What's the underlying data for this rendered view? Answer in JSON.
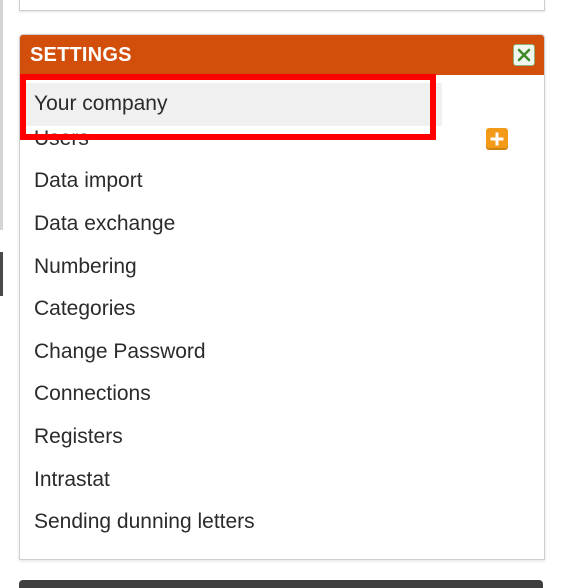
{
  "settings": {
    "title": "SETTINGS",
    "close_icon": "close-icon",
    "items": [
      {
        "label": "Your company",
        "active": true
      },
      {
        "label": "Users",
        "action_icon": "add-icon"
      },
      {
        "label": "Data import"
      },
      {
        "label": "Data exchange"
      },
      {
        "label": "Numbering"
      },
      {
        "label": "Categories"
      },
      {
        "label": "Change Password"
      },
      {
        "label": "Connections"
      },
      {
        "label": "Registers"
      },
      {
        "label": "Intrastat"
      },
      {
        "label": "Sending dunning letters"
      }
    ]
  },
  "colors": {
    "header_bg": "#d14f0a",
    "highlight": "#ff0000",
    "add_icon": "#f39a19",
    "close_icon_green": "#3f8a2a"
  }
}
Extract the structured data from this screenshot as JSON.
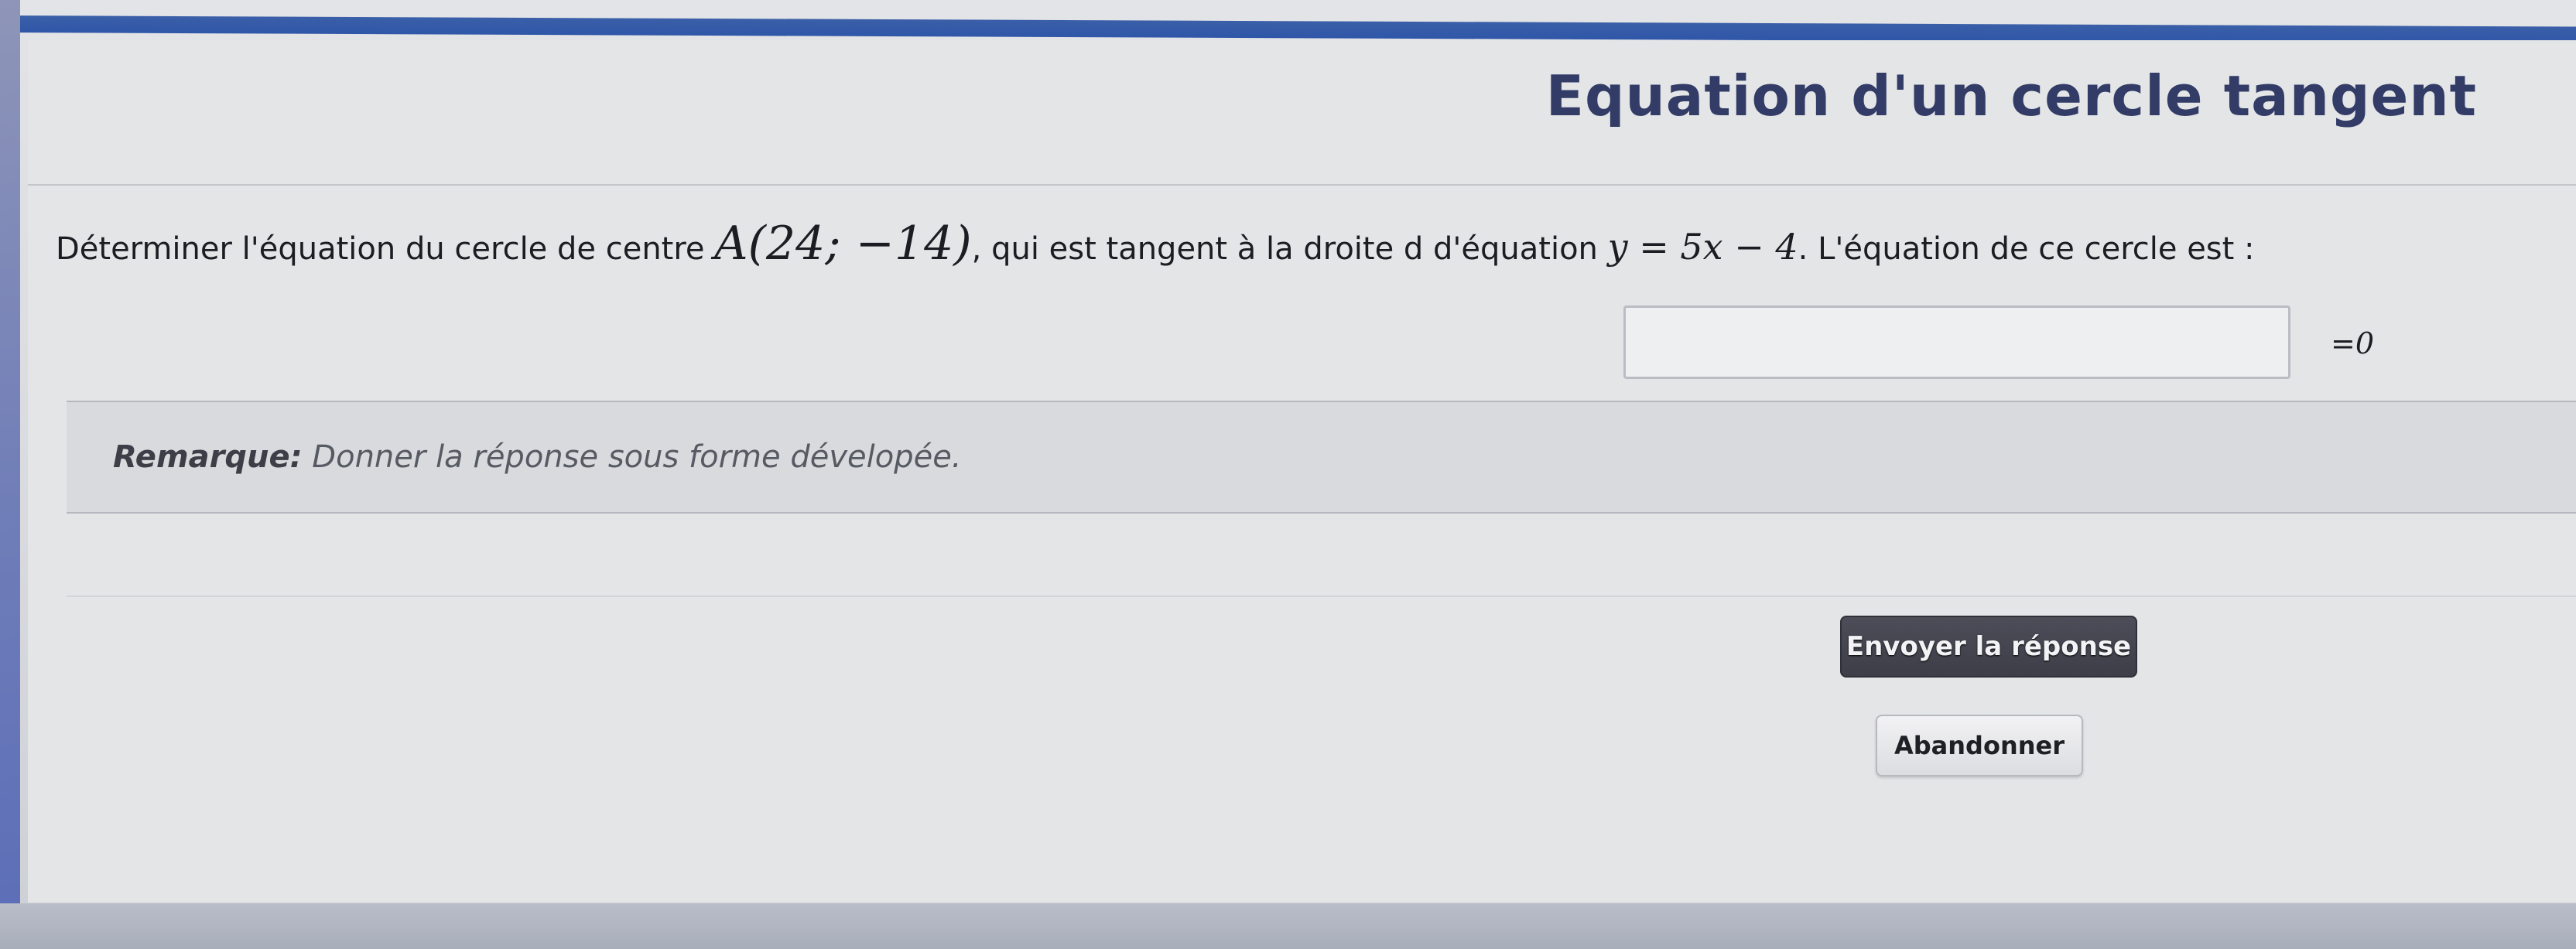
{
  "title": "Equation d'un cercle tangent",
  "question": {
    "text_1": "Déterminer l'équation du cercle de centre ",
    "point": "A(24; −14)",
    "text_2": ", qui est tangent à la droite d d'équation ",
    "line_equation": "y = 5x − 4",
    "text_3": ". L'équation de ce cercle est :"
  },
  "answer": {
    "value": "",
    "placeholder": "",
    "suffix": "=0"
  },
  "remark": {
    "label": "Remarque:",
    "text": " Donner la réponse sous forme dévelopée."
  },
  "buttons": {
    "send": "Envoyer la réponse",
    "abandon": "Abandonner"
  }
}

#####

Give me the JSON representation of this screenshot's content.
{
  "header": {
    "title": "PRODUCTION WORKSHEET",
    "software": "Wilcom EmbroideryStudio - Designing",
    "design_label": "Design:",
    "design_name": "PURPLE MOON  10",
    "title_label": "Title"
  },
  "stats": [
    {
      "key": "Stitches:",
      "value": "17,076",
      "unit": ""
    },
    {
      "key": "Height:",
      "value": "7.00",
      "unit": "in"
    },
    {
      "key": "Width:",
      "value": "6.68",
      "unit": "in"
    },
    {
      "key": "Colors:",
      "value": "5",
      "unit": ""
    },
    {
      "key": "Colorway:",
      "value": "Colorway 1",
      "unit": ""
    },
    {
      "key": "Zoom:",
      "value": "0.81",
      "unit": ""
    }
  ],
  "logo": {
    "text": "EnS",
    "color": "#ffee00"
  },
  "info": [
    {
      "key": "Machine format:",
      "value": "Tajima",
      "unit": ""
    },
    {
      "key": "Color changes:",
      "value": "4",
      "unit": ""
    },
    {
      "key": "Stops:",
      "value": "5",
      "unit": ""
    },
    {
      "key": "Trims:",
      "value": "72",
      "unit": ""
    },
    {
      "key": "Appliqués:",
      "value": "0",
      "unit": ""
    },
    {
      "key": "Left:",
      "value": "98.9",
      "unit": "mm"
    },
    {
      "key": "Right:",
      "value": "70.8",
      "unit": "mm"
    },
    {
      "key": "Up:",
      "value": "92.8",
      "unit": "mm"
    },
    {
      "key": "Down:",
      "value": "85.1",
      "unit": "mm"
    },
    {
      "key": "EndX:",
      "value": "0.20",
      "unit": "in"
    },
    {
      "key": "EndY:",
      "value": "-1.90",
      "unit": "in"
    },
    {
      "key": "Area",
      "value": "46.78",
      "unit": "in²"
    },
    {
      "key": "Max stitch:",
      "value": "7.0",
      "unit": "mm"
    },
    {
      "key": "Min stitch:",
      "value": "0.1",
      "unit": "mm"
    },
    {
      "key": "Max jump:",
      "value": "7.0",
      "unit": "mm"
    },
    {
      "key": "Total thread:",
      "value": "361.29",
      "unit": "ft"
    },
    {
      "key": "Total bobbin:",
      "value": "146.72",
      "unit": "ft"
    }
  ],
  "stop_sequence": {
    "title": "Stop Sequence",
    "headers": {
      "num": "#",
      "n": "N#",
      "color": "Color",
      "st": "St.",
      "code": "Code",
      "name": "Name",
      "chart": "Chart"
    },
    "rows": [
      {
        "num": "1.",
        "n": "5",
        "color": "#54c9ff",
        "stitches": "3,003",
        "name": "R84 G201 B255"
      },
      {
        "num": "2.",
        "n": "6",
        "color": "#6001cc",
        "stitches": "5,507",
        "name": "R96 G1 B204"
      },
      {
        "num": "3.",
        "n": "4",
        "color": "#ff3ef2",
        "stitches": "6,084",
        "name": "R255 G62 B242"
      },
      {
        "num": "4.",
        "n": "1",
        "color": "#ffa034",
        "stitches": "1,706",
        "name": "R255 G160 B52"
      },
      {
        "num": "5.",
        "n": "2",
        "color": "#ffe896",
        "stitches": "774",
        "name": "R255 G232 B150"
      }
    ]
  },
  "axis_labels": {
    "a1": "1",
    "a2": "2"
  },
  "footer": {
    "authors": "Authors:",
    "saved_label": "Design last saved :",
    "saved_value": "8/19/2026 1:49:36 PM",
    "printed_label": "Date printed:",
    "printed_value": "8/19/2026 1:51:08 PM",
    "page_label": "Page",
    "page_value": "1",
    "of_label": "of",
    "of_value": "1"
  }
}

#####

| THE PROBLEM |
Copy out each line of the data where the string "screenshot" appears.

| SOLUTION TO THE PROBLEM |
Extract the structured data from this screenshot as JSON.
Give me the JSON representation of this screenshot's content.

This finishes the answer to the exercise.